# EXERCISE
Reproduce word for word the part of the Pigeon Guillemot text starting at "On a recent" and ending at "nest is in.".

# PASSAGE SHOWN
=== Begin Enclosure ===
Pigeon Guillemot

September 28, 2013


Photographer: Rebecca Roush
Summary Author: Rebecca Roush

On a recent ferry ride from Seattle to Vashon Island a birdcall was heard consistently as the ferry crossed the Puget Sound. It clearly wasn’t a seagull, which is often heard flying around ferries in motion. It appeared to be some other type of bird following the boat.

Bird02A Pigeon Guillemot (Cepphus columba) had built a nest in a recess of the ferry’s superstructure, above the car deck and below the observation deck. The photo above shows the parent taking a break on the ferry, after flying alongside it for an extended period of time, while the inset photo shows the fledgling peeking out of the hole its nest is in. 

If you look closely you can just see the adult bird’s bright red feet as it rests on the ferry, hiding its similarly bright red legs. Their legs and feet, along with patches of white with black bars on its wings are two of the most well-known ways to identify these lovely little birds. Another distinguising feature is its particularly thin bill, which the fledgling displays well from its hiding place.

Pigeon Guillemots usually nest in cavities and crevices, typically on a cliff or in a boulder field on an island, which protects the nest from predators. Ranging from the Bering Sea to California, they are often seen in the Puget Sound hunting small fish and invertebrates. Large numbers of breeding Pigeon Guillemots can be found on the Farallon Islands in California and on Russia's Chukchi Peninsula.

They come ashore only to breed or to get a cup of coffee on a ferry. Male Pigeon Guillemots have been known to excavate their own nest burrow, repurpose an abandoned one, or select a cave or crevice on a shoreline or cliff. Nest sites can be used repeatedly over many years by the same pair. Once a nest site is found, the male makes the nest and the female lays one or two eggs. Incubation is provided by both parents. They feed hatchlings small fish. After four to seven weeks, during the dark of night, fledglings fall, scramble, or fly to the water, now able to dive and swim.
=== End Enclosure ===
# PROVIDED MATERIAL
=== Begin Enclosure ===
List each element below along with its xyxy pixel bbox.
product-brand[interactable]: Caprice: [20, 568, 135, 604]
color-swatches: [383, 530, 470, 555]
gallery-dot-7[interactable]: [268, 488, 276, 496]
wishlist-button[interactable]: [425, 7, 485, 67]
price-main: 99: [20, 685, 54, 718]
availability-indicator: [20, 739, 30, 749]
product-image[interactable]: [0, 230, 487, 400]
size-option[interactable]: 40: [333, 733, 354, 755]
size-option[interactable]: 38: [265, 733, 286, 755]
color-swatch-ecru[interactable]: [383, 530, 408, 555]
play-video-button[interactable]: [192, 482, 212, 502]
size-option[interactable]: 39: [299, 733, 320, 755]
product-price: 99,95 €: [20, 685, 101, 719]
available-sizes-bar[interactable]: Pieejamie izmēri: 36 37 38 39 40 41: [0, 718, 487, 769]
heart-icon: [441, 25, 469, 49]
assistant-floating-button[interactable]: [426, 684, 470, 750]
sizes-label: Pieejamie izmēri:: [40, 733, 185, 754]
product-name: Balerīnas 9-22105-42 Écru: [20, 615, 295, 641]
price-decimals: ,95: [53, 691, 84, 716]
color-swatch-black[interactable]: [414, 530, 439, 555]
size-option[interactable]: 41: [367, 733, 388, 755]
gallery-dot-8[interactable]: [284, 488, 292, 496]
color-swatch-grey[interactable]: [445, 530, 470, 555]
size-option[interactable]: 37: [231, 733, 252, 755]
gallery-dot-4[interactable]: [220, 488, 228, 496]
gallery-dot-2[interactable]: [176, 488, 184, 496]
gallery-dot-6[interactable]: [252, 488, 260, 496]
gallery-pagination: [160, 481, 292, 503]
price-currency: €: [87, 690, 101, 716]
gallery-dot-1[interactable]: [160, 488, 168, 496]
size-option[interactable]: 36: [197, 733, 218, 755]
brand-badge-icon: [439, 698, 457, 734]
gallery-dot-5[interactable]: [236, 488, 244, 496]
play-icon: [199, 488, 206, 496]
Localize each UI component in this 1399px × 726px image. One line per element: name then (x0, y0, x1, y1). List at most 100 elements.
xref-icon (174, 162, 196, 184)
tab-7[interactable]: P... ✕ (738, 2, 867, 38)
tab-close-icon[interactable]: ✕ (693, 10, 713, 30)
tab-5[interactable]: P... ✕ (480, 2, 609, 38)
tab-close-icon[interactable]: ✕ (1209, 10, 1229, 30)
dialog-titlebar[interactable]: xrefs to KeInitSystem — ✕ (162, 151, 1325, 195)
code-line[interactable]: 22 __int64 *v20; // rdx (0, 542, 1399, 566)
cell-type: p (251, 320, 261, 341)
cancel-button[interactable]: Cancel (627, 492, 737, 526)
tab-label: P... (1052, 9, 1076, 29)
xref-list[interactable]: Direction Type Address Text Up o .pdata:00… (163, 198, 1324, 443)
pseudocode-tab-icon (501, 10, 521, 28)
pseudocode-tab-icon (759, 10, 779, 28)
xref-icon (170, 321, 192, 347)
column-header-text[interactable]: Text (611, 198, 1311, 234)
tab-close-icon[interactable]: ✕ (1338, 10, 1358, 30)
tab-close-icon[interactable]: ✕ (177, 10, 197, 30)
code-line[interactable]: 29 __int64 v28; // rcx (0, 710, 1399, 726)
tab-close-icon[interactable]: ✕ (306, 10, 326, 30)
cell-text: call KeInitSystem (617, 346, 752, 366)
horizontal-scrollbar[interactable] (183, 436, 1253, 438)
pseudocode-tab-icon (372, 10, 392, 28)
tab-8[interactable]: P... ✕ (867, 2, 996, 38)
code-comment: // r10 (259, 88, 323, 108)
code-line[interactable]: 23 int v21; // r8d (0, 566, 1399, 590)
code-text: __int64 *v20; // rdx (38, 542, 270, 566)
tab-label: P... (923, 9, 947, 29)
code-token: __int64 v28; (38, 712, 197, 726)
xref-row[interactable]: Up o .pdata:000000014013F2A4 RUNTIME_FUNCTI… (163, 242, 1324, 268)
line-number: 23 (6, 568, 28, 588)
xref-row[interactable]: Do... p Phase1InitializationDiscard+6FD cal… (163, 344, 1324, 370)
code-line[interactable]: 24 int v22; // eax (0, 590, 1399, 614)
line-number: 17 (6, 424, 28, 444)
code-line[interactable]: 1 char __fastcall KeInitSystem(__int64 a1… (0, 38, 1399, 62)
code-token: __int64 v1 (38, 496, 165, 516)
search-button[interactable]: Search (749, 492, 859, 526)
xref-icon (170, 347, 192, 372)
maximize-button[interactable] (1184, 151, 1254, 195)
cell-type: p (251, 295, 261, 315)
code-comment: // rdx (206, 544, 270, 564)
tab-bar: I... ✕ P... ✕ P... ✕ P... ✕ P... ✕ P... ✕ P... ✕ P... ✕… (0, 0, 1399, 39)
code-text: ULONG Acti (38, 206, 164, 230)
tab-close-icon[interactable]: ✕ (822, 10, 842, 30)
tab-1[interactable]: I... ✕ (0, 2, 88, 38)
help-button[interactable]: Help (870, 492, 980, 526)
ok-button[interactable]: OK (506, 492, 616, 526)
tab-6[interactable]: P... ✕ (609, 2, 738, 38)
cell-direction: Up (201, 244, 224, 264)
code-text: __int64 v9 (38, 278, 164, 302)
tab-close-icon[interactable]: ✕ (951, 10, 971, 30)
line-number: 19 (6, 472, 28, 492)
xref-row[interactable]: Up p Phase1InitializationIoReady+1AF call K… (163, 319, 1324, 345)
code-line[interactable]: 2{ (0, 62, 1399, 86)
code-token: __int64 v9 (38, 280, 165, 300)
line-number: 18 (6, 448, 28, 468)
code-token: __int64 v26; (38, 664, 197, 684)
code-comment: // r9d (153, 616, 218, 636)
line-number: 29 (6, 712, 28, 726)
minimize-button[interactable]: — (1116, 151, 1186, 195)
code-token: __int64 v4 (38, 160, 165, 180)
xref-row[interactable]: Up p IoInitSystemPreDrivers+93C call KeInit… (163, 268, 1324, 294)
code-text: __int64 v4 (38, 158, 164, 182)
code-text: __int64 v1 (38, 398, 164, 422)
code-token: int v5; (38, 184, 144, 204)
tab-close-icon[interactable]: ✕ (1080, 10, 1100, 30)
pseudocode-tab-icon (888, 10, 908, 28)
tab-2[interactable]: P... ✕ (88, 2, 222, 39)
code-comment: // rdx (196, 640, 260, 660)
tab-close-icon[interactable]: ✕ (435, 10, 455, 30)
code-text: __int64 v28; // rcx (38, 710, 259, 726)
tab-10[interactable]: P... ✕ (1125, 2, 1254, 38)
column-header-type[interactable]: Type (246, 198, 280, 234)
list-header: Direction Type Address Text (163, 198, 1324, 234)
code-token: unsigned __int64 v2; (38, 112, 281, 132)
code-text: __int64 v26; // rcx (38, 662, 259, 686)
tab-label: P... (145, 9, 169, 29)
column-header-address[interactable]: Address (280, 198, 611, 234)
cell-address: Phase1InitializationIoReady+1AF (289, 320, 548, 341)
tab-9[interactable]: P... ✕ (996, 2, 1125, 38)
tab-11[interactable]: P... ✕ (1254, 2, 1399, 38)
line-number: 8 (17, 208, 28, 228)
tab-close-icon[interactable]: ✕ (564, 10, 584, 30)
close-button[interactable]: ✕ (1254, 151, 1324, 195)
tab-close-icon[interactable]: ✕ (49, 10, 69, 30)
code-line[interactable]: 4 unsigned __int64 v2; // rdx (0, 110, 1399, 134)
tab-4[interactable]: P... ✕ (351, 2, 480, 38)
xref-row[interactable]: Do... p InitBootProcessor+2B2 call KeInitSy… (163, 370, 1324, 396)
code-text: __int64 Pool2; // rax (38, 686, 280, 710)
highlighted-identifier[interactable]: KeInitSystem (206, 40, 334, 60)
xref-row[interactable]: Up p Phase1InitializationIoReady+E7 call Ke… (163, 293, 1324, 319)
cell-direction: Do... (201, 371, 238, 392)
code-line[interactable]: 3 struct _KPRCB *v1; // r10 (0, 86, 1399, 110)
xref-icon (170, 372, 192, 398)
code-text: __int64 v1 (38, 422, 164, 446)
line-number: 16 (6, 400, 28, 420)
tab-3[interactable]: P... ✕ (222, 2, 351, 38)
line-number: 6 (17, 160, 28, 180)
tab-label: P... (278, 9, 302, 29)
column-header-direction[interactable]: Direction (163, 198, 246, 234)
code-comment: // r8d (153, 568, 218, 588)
=== End Enclosure ===
# ANSWER FOR THE TASK
On a recent ferry ride from Seattle to Vashon Island a birdcall was heard consistently as the ferry crossed the Puget Sound. It clearly wasn’t a seagull, which is often heard flying around ferries in motion. It appeared to be some other type of bird following the boat.

Bird02A Pigeon Guillemot (Cepphus columba) had built a nest in a recess of the ferry’s superstructure, above the car deck and below the observation deck. The photo above shows the parent taking a break on the ferry, after flying alongside it for an extended period of time, while the inset photo shows the fledgling peeking out of the hole its nest is in.